[Recorded data]
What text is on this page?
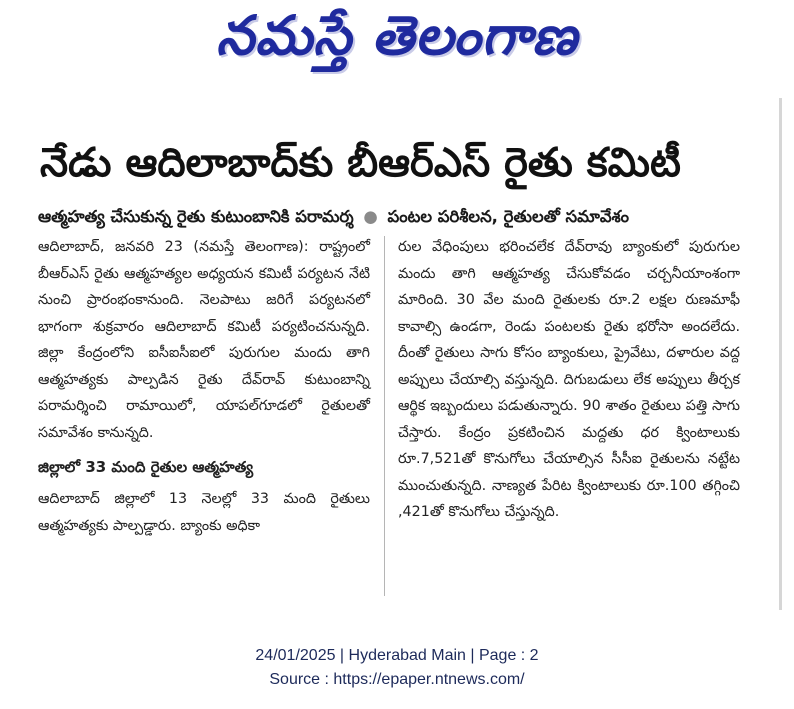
నమస్తే తెలంగాణ
నేడు ఆదిలాబాద్‌కు బీఆర్‌ఎస్ రైతు కమిటీ
ఆత్మహత్య చేసుకున్న రైతు కుటుంబానికి పరామర్శ ● పంటల పరిశీలన, రైతులతో సమావేశం

ఆదిలాబాద్, జనవరి 23 (నమస్తే తెలంగాణ): రాష్ట్రంలో బీఆర్‌ఎస్ రైతు ఆత్మహత్యల అధ్యయన కమిటీ పర్యటన నేటి నుంచి ప్రారంభంకానుంది. నెలపాటు జరిగే పర్యటనలో భాగంగా శుక్రవారం ఆదిలాబాద్ కమిటీ పర్యటించనున్నది. జిల్లా కేంద్రంలోని ఐసీఐసీఐలో పురుగుల మందు తాగి ఆత్మహత్యకు పాల్పడిన రైతు దేవ్‌రావ్ కుటుంబాన్ని పరామర్శించి రామాయిలో, యాపల్‌గూడలో రైతులతో సమావేశం కానున్నది.

జిల్లాలో 33 మంది రైతుల ఆత్మహత్య

ఆదిలాబాద్ జిల్లాలో 13 నెలల్లో 33 మంది రైతులు ఆత్మహత్యకు పాల్పడ్డారు. బ్యాంకు అధికా

రుల వేధింపులు భరించలేక దేవ్‌రావు బ్యాంకులో పురుగుల మందు తాగి ఆత్మహత్య చేసుకోవడం చర్చనీయాంశంగా మారింది. 30 వేల మంది రైతులకు రూ.2 లక్షల రుణమాఫీ కావాల్సి ఉండగా, రెండు పంటలకు రైతు భరోసా అందలేదు. దీంతో రైతులు సాగు కోసం బ్యాంకులు, ప్రైవేటు, దళారుల వద్ద అప్పులు చేయాల్సి వస్తున్నది. దిగుబడులు లేక అప్పులు తీర్చక ఆర్థిక ఇబ్బందులు పడుతున్నారు. 90 శాతం రైతులు పత్తి సాగు చేస్తారు. కేంద్రం ప్రకటించిన మద్దతు ధర క్వింటాలుకు రూ.7,521తో కొనుగోలు చేయాల్సిన సీసీఐ రైతులను నట్టేట ముంచుతున్నది. నాణ్యత పేరిట క్వింటాలుకు రూ.100 తగ్గించి ,421తో కొనుగోలు చేస్తున్నది.

24/01/2025 | Hyderabad Main | Page : 2
Source : https://epaper.ntnews.com/
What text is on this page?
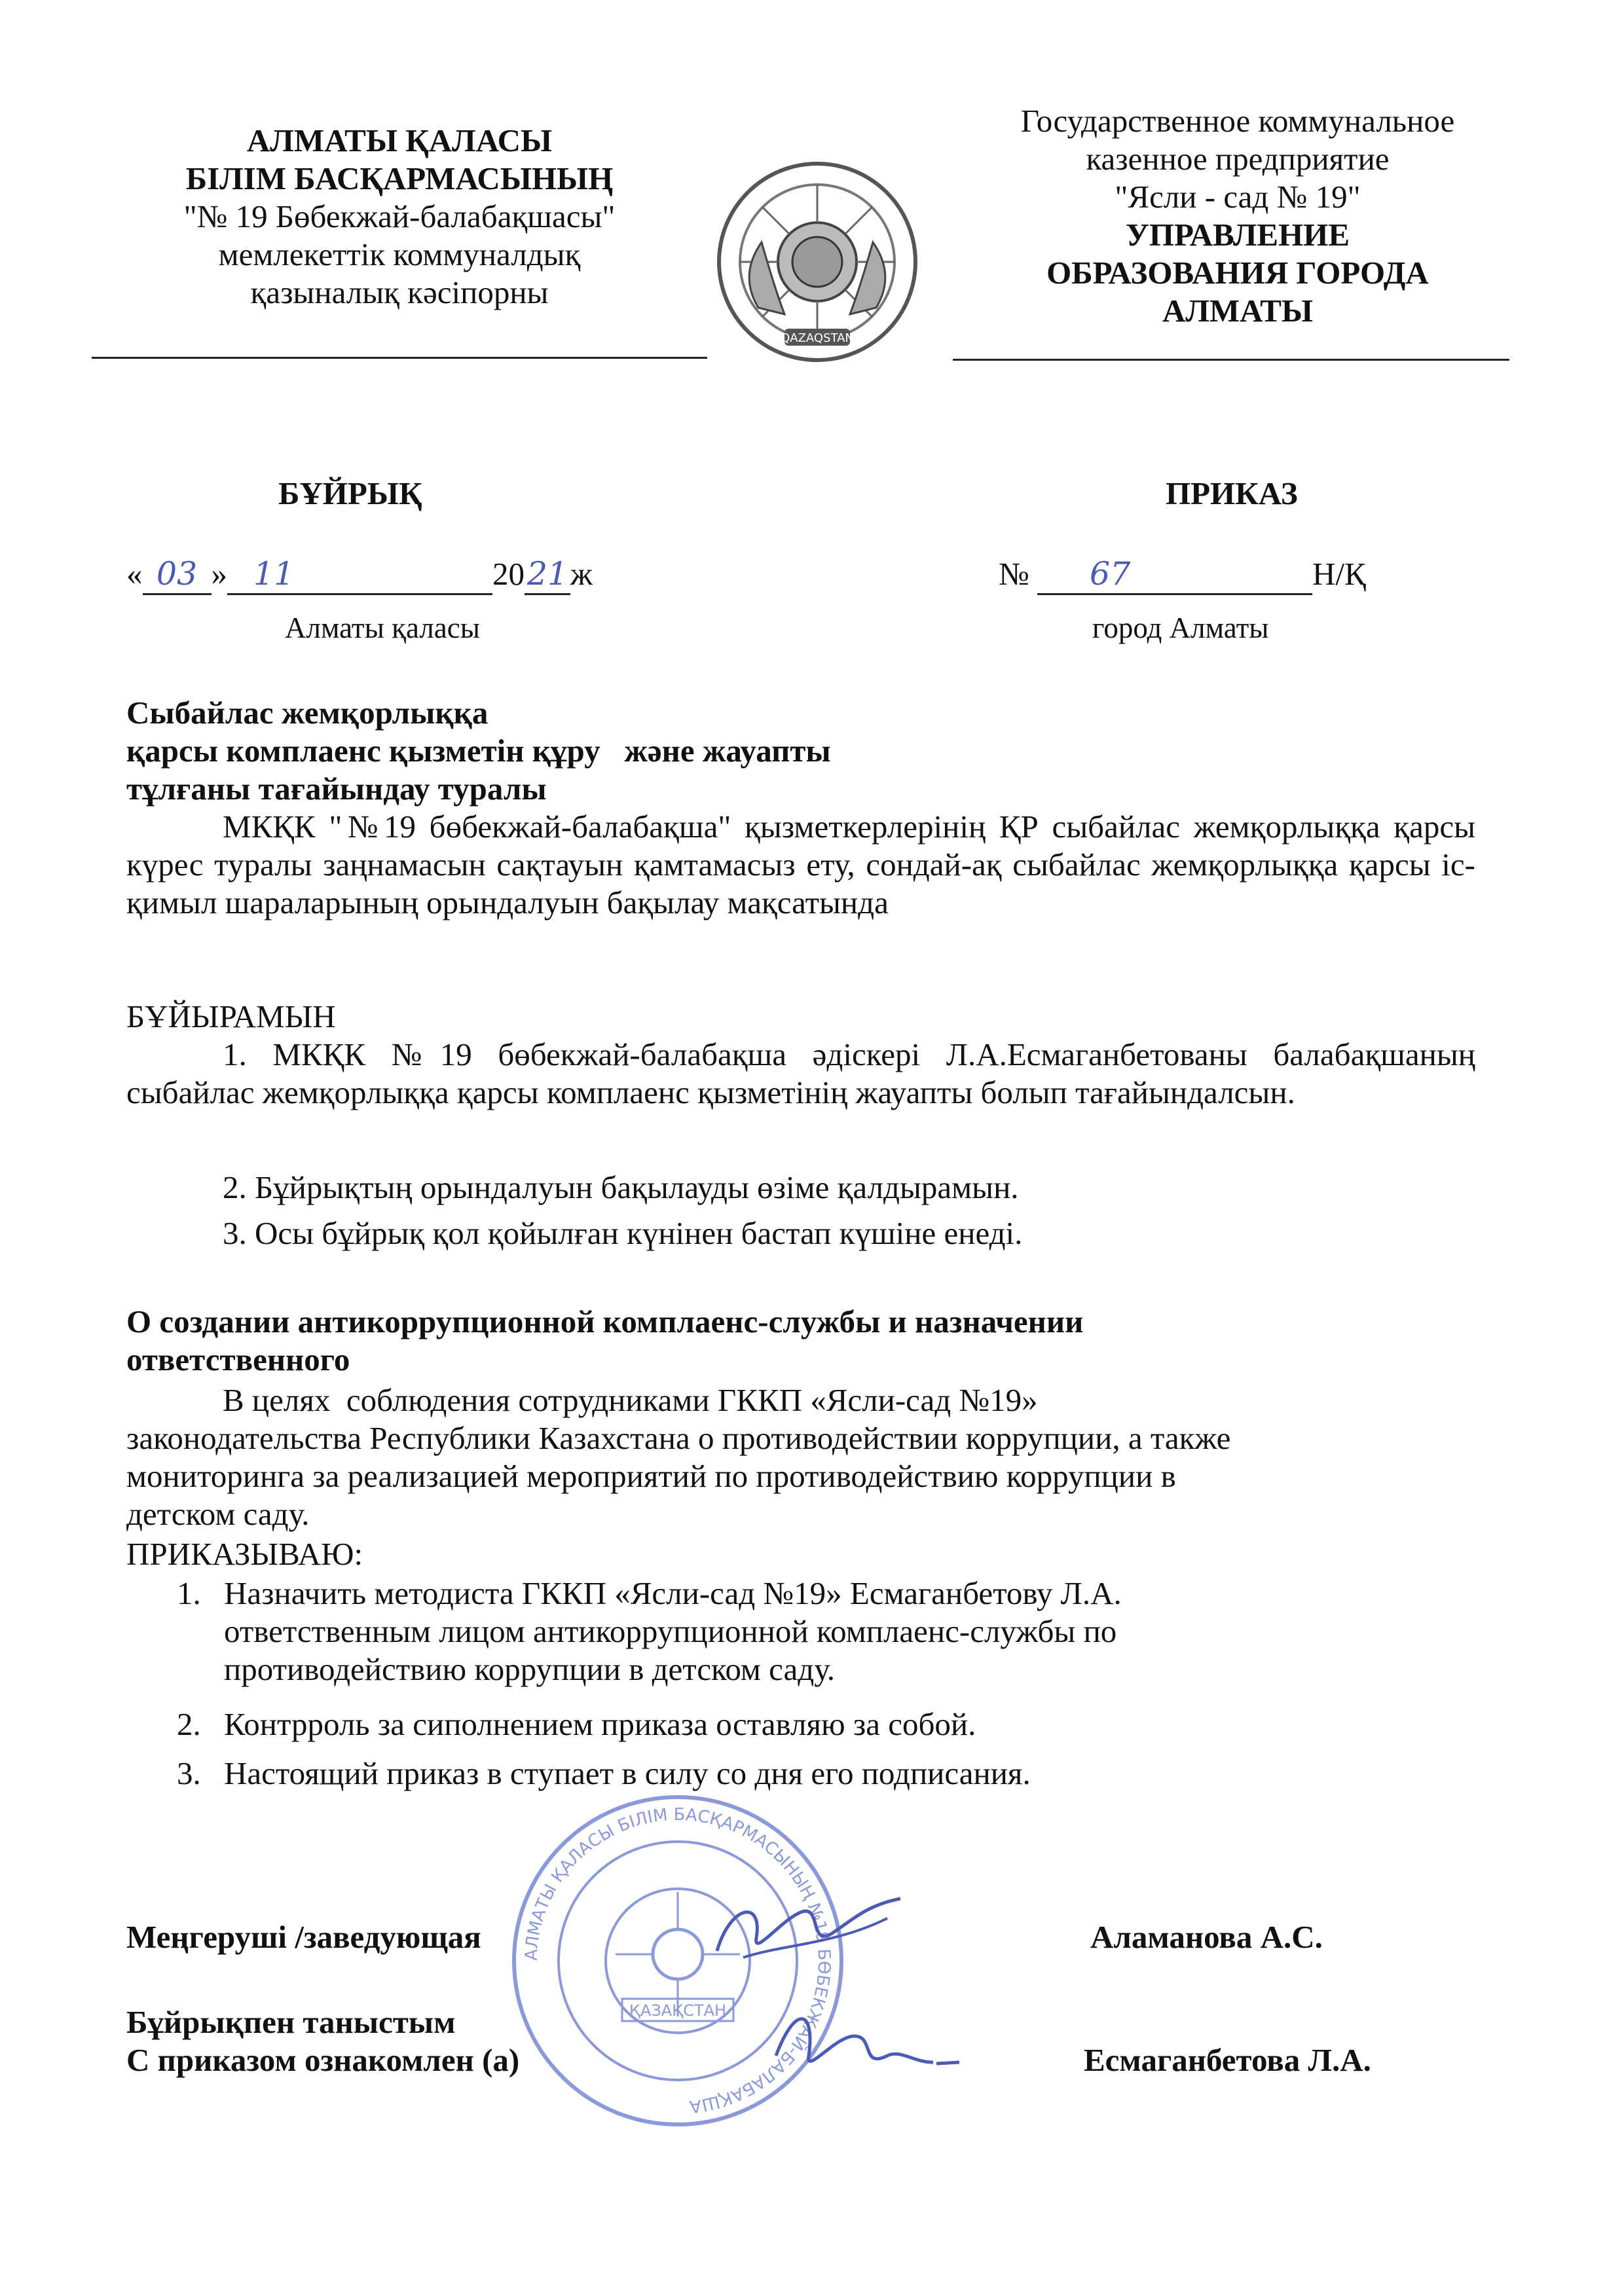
АЛМАТЫ ҚАЛАСЫ
БІЛІМ БАСҚАРМАСЫНЫҢ
"№ 19 Бөбекжай-балабақшасы"
мемлекеттік коммуналдық
қазыналық кәсіпорны
QAZAQSTAN
Государственное коммунальное
казенное предприятие
"Ясли - сад № 19"
УПРАВЛЕНИЕ
ОБРАЗОВАНИЯ ГОРОДА
АЛМАТЫ
БҰЙРЫҚ	ПРИКАЗ
« 03 » 11	2021ж	№ 67	Н/Қ
Алматы қаласы	город Алматы
Сыбайлас жемқорлыққа
қарсы комплаенс қызметін құру   және жауапты
тұлғаны тағайындау туралы
МКҚК "№19 бөбекжай-балабақша" қызметкерлерінің ҚР сыбайлас жемқорлыққа қарсы күрес туралы заңнамасын сақтауын қамтамасыз ету, сондай-ақ сыбайлас жемқорлыққа қарсы іс-қимыл шараларының орындалуын бақылау мақсатында
БҰЙЫРАМЫН
1. МКҚК №19 бөбекжай-балабақша әдіскері Л.А.Есмаганбетованы балабақшаның сыбайлас жемқорлыққа қарсы комплаенс қызметінің жауапты болып тағайындалсын.
2. Бұйрықтың орындалуын бақылауды өзіме қалдырамын.
3. Осы бұйрық қол қойылған күнінен бастап күшіне енеді.
О создании антикоррупционной комплаенс-службы и назначении
ответственного
В целях  соблюдения сотрудниками ГККП «Ясли-сад №19»
законодательства Республики Казахстана о противодействии коррупции, а также
мониторинга за реализацией мероприятий по противодействию коррупции в
детском саду.
ПРИКАЗЫВАЮ:
1. Назначить методиста ГККП «Ясли-сад №19» Есмаганбетову Л.А.
ответственным лицом антикоррупционной комплаенс-службы по
противодействию коррупции в детском саду.
2. Контрроль за сиполнением приказа оставляю за собой.
3. Настоящий приказ в ступает в силу со дня его подписания.
АЛМАТЫ ҚАЛАСЫ БІЛІМ БАСҚАРМАСЫНЫҢ №19 БӨБЕКЖАЙ-БАЛАБАҚША
ҚАЗАҚСТАН
Меңгеруші /заведующая	Аламанова А.С.
Бұйрықпен таныстым
С приказом ознакомлен (а)	Есмаганбетова Л.А.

* _STATED EXERCISE_
Copy out every line of the material above exactly, skipping the pictures.

* _EXERCISE RESPONSE_
What text is on this page?
నమస్తే తెలంగాణ
నేడు ఆదిలాబాద్‌కు బీఆర్‌ఎస్ రైతు కమిటీ
ఆత్మహత్య చేసుకున్న రైతు కుటుంబానికి పరామర్శ ● పంటల పరిశీలన, రైతులతో సమావేశం

ఆదిలాబాద్, జనవరి 23 (నమస్తే తెలంగాణ): రాష్ట్రంలో బీఆర్‌ఎస్ రైతు ఆత్మహత్యల అధ్యయన కమిటీ పర్యటన నేటి నుంచి ప్రారంభంకానుంది. నెలపాటు జరిగే పర్యటనలో భాగంగా శుక్రవారం ఆదిలాబాద్ కమిటీ పర్యటించనున్నది. జిల్లా కేంద్రంలోని ఐసీఐసీఐలో పురుగుల మందు తాగి ఆత్మహత్యకు పాల్పడిన రైతు దేవ్‌రావ్ కుటుంబాన్ని పరామర్శించి రామాయిలో, యాపల్‌గూడలో రైతులతో సమావేశం కానున్నది.

జిల్లాలో 33 మంది రైతుల ఆత్మహత్య

ఆదిలాబాద్ జిల్లాలో 13 నెలల్లో 33 మంది రైతులు ఆత్మహత్యకు పాల్పడ్డారు. బ్యాంకు అధికా

రుల వేధింపులు భరించలేక దేవ్‌రావు బ్యాంకులో పురుగుల మందు తాగి ఆత్మహత్య చేసుకోవడం చర్చనీయాంశంగా మారింది. 30 వేల మంది రైతులకు రూ.2 లక్షల రుణమాఫీ కావాల్సి ఉండగా, రెండు పంటలకు రైతు భరోసా అందలేదు. దీంతో రైతులు సాగు కోసం బ్యాంకులు, ప్రైవేటు, దళారుల వద్ద అప్పులు చేయాల్సి వస్తున్నది. దిగుబడులు లేక అప్పులు తీర్చక ఆర్థిక ఇబ్బందులు పడుతున్నారు. 90 శాతం రైతులు పత్తి సాగు చేస్తారు. కేంద్రం ప్రకటించిన మద్దతు ధర క్వింటాలుకు రూ.7,521తో కొనుగోలు చేయాల్సిన సీసీఐ రైతులను నట్టేట ముంచుతున్నది. నాణ్యత పేరిట క్వింటాలుకు రూ.100 తగ్గించి ,421తో కొనుగోలు చేస్తున్నది.

24/01/2025 | Hyderabad Main | Page : 2
Source : https://epaper.ntnews.com/
What text is on this page?
АЛМАТЫ ҚАЛАСЫ
БІЛІМ БАСҚАРМАСЫНЫҢ
"№ 19 Бөбекжай-балабақшасы"
мемлекеттік коммуналдық
қазыналық кәсіпорны
QAZAQSTAN
Государственное коммунальное
казенное предприятие
"Ясли - сад № 19"
УПРАВЛЕНИЕ
ОБРАЗОВАНИЯ ГОРОДА
АЛМАТЫ
БҰЙРЫҚ	ПРИКАЗ
« 03 » 11	2021ж	№ 67	Н/Қ
Алматы қаласы	город Алматы
Сыбайлас жемқорлыққа
қарсы комплаенс қызметін құру   және жауапты
тұлғаны тағайындау туралы
МКҚК "№19 бөбекжай-балабақша" қызметкерлерінің ҚР сыбайлас жемқорлыққа қарсы күрес туралы заңнамасын сақтауын қамтамасыз ету, сондай-ақ сыбайлас жемқорлыққа қарсы іс-қимыл шараларының орындалуын бақылау мақсатында
БҰЙЫРАМЫН
1. МКҚК №19 бөбекжай-балабақша әдіскері Л.А.Есмаганбетованы балабақшаның сыбайлас жемқорлыққа қарсы комплаенс қызметінің жауапты болып тағайындалсын.
2. Бұйрықтың орындалуын бақылауды өзіме қалдырамын.
3. Осы бұйрық қол қойылған күнінен бастап күшіне енеді.
О создании антикоррупционной комплаенс-службы и назначении
ответственного
В целях  соблюдения сотрудниками ГККП «Ясли-сад №19»
законодательства Республики Казахстана о противодействии коррупции, а также
мониторинга за реализацией мероприятий по противодействию коррупции в
детском саду.
ПРИКАЗЫВАЮ:
1. Назначить методиста ГККП «Ясли-сад №19» Есмаганбетову Л.А.
ответственным лицом антикоррупционной комплаенс-службы по
противодействию коррупции в детском саду.
2. Контрроль за сиполнением приказа оставляю за собой.
3. Настоящий приказ в ступает в силу со дня его подписания.
АЛМАТЫ ҚАЛАСЫ БІЛІМ БАСҚАРМАСЫНЫҢ №19 БӨБЕКЖАЙ-БАЛАБАҚША
ҚАЗАҚСТАН
Меңгеруші /заведующая	Аламанова А.С.
Бұйрықпен таныстым
С приказом ознакомлен (а)	Есмаганбетова Л.А.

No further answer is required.